EXERCISE DESCRIPTION: Go through the listing and copy each line with the string "Hansen".

Stored records:
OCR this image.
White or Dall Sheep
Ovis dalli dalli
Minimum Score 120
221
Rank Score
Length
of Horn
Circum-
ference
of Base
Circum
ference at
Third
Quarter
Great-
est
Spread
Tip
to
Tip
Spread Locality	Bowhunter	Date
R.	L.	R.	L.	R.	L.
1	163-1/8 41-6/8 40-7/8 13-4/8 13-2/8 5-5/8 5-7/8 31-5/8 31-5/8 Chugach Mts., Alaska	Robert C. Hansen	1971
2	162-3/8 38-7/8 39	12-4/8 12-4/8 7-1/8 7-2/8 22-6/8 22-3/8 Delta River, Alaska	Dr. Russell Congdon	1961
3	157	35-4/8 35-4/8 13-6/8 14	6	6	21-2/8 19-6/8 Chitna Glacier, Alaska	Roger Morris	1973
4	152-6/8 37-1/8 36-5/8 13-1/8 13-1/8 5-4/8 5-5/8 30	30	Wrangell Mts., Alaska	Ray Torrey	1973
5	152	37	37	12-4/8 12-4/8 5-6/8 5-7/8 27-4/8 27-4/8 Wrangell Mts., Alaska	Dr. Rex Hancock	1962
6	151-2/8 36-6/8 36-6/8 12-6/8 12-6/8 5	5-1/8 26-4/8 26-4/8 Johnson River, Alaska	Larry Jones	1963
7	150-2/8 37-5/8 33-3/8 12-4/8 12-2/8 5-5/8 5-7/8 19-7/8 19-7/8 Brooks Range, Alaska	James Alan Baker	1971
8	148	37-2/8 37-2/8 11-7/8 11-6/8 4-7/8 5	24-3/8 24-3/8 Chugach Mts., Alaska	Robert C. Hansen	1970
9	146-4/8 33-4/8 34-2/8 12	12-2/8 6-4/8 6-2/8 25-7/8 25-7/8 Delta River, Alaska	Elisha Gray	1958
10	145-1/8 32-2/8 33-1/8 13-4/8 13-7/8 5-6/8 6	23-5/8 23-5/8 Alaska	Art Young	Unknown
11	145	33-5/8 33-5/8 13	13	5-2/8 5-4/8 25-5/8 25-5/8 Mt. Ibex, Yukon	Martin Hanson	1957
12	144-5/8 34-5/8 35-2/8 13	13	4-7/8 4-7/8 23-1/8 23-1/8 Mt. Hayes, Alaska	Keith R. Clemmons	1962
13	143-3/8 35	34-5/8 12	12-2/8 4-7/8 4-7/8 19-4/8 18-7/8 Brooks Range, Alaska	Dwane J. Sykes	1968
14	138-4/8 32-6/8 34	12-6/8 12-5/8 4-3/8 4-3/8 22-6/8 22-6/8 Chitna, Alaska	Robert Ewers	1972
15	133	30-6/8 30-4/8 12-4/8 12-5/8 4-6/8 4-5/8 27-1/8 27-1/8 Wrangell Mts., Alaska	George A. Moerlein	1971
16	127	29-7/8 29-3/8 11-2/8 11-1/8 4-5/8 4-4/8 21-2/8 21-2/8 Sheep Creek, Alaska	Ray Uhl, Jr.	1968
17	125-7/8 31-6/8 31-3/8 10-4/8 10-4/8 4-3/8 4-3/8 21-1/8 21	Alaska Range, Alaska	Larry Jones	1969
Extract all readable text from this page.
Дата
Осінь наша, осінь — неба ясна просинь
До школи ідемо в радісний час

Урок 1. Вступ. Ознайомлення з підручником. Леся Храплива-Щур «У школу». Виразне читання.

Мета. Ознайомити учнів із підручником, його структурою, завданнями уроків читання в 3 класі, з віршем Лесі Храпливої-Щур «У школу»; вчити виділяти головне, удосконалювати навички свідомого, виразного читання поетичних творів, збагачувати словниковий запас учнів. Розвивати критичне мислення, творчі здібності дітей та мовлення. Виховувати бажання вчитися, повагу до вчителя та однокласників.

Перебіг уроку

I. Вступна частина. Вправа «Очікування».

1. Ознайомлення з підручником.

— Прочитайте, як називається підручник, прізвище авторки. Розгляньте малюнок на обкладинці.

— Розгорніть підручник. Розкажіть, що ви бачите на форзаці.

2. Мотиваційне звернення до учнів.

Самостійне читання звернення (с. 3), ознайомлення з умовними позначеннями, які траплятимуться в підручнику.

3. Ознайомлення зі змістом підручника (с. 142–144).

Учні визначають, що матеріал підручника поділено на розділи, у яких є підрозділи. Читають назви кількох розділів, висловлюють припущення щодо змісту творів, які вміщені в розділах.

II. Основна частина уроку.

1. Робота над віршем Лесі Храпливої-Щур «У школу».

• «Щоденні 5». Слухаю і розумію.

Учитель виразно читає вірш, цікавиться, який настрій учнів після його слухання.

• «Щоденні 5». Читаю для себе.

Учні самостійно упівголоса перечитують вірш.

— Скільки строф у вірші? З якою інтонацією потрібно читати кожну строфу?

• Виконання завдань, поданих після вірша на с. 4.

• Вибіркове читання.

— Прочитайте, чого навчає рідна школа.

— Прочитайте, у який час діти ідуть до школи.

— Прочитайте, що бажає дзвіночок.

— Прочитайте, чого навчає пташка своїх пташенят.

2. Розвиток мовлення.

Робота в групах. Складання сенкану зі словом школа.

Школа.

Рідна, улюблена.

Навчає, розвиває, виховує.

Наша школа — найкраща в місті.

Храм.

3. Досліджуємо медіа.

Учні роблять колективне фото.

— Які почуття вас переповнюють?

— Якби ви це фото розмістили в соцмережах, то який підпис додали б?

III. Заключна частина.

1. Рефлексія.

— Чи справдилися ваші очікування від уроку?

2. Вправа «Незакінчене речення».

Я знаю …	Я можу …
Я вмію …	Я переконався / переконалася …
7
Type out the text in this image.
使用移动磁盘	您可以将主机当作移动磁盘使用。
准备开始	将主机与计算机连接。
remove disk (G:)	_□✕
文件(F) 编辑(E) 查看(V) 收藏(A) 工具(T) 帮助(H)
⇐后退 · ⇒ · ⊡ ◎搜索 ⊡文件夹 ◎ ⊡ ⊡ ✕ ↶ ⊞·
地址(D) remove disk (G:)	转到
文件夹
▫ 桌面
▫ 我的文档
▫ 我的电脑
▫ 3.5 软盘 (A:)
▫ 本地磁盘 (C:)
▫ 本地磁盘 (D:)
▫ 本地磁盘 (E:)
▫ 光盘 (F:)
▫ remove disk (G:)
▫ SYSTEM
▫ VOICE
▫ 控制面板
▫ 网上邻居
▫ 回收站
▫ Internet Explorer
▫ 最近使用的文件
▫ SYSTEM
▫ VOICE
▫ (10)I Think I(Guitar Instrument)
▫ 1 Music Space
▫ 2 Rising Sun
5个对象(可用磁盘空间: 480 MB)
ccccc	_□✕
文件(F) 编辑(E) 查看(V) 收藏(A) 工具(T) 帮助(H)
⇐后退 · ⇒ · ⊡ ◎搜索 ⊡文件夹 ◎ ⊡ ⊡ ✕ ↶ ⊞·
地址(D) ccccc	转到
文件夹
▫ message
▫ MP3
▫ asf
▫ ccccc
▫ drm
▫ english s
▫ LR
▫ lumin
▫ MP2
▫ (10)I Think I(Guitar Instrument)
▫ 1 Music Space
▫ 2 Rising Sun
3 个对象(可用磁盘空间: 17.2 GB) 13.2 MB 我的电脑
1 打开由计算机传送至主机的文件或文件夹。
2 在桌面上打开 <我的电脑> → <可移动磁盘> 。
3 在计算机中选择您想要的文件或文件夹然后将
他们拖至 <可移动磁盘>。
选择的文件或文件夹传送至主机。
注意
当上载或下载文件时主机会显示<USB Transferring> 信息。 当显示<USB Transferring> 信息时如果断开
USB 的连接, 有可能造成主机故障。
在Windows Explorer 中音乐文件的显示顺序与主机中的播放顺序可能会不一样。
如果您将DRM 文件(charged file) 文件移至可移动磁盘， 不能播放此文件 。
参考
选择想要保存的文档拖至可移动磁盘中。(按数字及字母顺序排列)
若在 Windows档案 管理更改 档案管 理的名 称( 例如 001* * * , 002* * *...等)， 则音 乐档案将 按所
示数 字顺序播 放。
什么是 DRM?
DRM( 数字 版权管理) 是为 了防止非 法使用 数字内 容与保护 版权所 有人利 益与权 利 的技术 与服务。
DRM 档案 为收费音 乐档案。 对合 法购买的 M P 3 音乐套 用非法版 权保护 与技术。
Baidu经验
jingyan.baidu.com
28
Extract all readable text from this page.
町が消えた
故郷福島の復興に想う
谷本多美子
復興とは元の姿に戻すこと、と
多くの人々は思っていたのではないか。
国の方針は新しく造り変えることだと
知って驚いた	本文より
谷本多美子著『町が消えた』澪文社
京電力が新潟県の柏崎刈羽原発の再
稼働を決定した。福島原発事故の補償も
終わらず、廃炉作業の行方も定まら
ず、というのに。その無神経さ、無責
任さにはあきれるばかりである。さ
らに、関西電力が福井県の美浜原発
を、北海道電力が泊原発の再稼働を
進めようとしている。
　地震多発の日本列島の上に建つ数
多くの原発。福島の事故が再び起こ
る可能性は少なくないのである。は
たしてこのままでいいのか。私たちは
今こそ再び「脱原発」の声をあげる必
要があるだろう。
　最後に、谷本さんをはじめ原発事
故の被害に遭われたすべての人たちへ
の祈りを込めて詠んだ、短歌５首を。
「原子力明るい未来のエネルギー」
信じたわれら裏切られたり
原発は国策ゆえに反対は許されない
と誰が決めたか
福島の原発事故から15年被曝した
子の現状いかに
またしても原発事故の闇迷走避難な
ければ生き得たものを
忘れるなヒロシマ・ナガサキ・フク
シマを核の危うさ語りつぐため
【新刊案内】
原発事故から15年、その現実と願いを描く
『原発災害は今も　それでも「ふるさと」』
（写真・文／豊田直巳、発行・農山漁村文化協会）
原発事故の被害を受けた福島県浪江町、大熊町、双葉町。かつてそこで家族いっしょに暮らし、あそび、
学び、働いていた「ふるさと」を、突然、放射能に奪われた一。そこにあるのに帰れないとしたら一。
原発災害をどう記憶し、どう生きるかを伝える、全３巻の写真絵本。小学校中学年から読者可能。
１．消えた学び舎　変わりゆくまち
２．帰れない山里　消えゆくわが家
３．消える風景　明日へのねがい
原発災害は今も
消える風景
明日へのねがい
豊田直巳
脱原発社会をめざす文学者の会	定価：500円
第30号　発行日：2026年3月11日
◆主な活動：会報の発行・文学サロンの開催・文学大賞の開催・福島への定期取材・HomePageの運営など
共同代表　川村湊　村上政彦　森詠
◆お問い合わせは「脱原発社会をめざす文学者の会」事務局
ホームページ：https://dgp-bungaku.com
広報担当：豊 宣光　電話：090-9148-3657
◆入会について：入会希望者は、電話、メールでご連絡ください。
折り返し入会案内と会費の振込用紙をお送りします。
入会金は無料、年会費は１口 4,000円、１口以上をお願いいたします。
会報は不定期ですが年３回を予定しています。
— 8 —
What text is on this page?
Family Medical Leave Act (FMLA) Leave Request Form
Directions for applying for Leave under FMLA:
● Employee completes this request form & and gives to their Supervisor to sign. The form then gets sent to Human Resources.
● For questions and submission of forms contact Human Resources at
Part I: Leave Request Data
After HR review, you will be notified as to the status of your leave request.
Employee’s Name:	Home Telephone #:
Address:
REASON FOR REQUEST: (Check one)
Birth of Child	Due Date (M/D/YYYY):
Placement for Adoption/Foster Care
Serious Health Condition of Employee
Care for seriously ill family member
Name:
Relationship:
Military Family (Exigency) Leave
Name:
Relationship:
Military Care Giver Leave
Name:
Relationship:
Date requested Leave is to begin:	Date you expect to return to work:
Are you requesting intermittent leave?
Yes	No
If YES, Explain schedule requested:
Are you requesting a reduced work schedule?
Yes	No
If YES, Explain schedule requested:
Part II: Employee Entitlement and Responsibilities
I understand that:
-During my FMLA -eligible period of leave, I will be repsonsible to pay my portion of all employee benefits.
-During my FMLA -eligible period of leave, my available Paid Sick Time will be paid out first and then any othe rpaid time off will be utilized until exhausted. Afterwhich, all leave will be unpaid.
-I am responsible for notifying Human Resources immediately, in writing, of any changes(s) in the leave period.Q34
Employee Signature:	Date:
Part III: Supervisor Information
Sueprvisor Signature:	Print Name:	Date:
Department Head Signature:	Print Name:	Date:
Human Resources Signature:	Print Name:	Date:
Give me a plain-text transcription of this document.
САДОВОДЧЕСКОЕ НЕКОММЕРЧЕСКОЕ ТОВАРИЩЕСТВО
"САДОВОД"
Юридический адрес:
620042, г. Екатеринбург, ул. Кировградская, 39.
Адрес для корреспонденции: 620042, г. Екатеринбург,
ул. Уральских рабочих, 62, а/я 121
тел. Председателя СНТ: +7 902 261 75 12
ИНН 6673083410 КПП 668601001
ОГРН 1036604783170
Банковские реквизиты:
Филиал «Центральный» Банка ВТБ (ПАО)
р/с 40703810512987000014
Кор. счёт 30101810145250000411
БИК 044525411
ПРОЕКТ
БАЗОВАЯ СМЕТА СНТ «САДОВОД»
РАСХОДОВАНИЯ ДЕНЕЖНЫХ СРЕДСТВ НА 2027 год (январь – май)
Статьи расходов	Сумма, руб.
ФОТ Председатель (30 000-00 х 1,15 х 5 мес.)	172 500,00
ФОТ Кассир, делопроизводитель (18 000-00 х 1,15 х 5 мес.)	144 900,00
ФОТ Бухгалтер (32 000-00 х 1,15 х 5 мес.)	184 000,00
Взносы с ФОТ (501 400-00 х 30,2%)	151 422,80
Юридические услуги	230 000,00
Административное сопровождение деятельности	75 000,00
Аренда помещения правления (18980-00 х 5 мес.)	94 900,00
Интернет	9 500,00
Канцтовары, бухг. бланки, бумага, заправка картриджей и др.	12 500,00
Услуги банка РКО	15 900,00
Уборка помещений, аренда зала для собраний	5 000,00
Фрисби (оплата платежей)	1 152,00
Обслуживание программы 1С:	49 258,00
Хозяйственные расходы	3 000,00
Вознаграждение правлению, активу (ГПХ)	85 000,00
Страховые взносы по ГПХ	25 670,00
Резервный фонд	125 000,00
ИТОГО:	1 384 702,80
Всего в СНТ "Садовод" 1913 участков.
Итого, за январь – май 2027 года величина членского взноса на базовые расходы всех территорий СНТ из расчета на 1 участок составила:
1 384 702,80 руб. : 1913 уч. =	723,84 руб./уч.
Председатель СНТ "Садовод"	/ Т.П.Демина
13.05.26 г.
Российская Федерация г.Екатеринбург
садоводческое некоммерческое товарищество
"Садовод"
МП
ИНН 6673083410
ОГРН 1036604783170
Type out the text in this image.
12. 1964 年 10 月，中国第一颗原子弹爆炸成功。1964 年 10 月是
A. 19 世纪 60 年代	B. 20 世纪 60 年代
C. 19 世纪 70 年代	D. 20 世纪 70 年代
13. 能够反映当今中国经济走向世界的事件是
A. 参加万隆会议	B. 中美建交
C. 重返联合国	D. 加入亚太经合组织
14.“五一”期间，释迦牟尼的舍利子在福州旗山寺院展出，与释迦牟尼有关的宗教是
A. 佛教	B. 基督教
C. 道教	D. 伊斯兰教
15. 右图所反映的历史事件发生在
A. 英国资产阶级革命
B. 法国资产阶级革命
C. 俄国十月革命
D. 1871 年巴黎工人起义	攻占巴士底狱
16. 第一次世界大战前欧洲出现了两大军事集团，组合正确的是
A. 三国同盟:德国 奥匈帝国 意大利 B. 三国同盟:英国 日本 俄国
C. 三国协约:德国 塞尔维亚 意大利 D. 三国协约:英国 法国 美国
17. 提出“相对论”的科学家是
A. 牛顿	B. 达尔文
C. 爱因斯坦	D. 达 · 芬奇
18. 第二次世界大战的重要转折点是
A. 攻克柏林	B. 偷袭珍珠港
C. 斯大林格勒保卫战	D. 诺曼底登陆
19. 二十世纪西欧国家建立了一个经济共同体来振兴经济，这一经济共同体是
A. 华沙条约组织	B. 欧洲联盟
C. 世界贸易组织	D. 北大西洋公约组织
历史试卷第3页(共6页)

THE COMPLETED TASK:
1	163-1/8 41-6/8 40-7/8 13-4/8 13-2/8 5-5/8 5-7/8 31-5/8 31-5/8 Chugach Mts., Alaska	Robert C. Hansen	1971
8	148	37-2/8 37-2/8 11-7/8 11-6/8 4-7/8 5	24-3/8 24-3/8 Chugach Mts., Alaska	Robert C. Hansen	1970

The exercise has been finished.